## WORK REQUIRED
Write out the full set of records below exactly.
-- Begin --
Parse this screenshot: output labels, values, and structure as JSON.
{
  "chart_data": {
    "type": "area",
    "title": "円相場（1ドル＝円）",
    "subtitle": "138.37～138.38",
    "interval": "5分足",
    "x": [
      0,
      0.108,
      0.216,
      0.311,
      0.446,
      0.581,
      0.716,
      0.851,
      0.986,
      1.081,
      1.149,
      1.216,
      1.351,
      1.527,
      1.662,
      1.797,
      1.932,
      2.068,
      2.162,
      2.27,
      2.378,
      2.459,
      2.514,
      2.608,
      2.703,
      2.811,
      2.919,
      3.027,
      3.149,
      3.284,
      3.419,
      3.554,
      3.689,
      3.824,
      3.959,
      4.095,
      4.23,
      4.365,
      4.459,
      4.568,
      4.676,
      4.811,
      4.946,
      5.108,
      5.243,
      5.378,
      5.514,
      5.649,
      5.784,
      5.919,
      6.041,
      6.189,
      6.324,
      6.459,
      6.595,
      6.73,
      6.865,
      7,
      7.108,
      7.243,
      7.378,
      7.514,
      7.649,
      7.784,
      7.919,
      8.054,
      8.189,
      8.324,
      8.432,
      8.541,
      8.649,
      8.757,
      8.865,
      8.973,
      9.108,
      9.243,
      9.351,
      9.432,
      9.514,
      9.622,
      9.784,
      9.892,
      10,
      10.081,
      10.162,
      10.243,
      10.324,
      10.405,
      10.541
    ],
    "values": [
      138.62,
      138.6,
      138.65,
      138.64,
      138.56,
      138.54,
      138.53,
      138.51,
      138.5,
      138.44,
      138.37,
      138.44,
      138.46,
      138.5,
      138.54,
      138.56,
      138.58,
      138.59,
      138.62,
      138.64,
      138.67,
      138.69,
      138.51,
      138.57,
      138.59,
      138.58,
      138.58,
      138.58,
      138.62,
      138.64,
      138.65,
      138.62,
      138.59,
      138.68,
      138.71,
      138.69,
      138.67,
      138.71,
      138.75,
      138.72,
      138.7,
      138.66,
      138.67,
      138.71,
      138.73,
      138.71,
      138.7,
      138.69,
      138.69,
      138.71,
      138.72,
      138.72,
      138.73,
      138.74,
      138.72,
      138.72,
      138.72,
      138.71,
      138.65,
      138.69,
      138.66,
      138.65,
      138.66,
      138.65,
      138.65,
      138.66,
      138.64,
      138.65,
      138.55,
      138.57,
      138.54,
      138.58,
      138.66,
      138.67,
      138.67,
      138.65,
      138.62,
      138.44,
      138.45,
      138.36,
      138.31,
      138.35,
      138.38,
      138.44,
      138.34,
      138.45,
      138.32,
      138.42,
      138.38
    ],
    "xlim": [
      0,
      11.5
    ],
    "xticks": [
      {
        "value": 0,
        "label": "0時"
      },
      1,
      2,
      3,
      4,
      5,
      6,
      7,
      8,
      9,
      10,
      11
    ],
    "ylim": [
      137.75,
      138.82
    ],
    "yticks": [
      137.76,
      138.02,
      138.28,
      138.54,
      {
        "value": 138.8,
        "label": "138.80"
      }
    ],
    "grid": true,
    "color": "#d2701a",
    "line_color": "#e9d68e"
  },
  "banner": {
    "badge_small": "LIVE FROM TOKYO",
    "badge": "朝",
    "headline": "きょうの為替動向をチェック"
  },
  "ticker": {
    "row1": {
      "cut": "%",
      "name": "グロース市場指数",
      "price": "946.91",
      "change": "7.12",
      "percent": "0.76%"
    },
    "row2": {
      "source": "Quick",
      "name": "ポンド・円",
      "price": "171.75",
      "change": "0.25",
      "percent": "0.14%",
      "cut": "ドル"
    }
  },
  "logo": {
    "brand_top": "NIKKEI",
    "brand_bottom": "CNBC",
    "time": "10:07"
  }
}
-- End --
## TASK RESULT
Parse this screenshot: output labels, values, and structure as JSON.
{
  "chart_data": {
    "type": "area",
    "title": "円相場（1ドル＝円）",
    "subtitle": "138.37～138.38",
    "interval": "5分足",
    "x": [
      0,
      0.108,
      0.216,
      0.311,
      0.446,
      0.581,
      0.716,
      0.851,
      0.986,
      1.081,
      1.149,
      1.216,
      1.351,
      1.527,
      1.662,
      1.797,
      1.932,
      2.068,
      2.162,
      2.27,
      2.378,
      2.459,
      2.514,
      2.608,
      2.703,
      2.811,
      2.919,
      3.027,
      3.149,
      3.284,
      3.419,
      3.554,
      3.689,
      3.824,
      3.959,
      4.095,
      4.23,
      4.365,
      4.459,
      4.568,
      4.676,
      4.811,
      4.946,
      5.108,
      5.243,
      5.378,
      5.514,
      5.649,
      5.784,
      5.919,
      6.041,
      6.189,
      6.324,
      6.459,
      6.595,
      6.73,
      6.865,
      7,
      7.108,
      7.243,
      7.378,
      7.514,
      7.649,
      7.784,
      7.919,
      8.054,
      8.189,
      8.324,
      8.432,
      8.541,
      8.649,
      8.757,
      8.865,
      8.973,
      9.108,
      9.243,
      9.351,
      9.432,
      9.514,
      9.622,
      9.784,
      9.892,
      10,
      10.081,
      10.162,
      10.243,
      10.324,
      10.405,
      10.541
    ],
    "values": [
      138.62,
      138.6,
      138.65,
      138.64,
      138.56,
      138.54,
      138.53,
      138.51,
      138.5,
      138.44,
      138.37,
      138.44,
      138.46,
      138.5,
      138.54,
      138.56,
      138.58,
      138.59,
      138.62,
      138.64,
      138.67,
      138.69,
      138.51,
      138.57,
      138.59,
      138.58,
      138.58,
      138.58,
      138.62,
      138.64,
      138.65,
      138.62,
      138.59,
      138.68,
      138.71,
      138.69,
      138.67,
      138.71,
      138.75,
      138.72,
      138.7,
      138.66,
      138.67,
      138.71,
      138.73,
      138.71,
      138.7,
      138.69,
      138.69,
      138.71,
      138.72,
      138.72,
      138.73,
      138.74,
      138.72,
      138.72,
      138.72,
      138.71,
      138.65,
      138.69,
      138.66,
      138.65,
      138.66,
      138.65,
      138.65,
      138.66,
      138.64,
      138.65,
      138.55,
      138.57,
      138.54,
      138.58,
      138.66,
      138.67,
      138.67,
      138.65,
      138.62,
      138.44,
      138.45,
      138.36,
      138.31,
      138.35,
      138.38,
      138.44,
      138.34,
      138.45,
      138.32,
      138.42,
      138.38
    ],
    "xlim": [
      0,
      11.5
    ],
    "xticks": [
      {
        "value": 0,
        "label": "0時"
      },
      1,
      2,
      3,
      4,
      5,
      6,
      7,
      8,
      9,
      10,
      11
    ],
    "ylim": [
      137.75,
      138.82
    ],
    "yticks": [
      137.76,
      138.02,
      138.28,
      138.54,
      {
        "value": 138.8,
        "label": "138.80"
      }
    ],
    "grid": true,
    "color": "#d2701a",
    "line_color": "#e9d68e"
  },
  "banner": {
    "badge_small": "LIVE FROM TOKYO",
    "badge": "朝",
    "headline": "きょうの為替動向をチェック"
  },
  "ticker": {
    "row1": {
      "cut": "%",
      "name": "グロース市場指数",
      "price": "946.91",
      "change": "7.12",
      "percent": "0.76%"
    },
    "row2": {
      "source": "Quick",
      "name": "ポンド・円",
      "price": "171.75",
      "change": "0.25",
      "percent": "0.14%",
      "cut": "ドル"
    }
  },
  "logo": {
    "brand_top": "NIKKEI",
    "brand_bottom": "CNBC",
    "time": "10:07"
  }
}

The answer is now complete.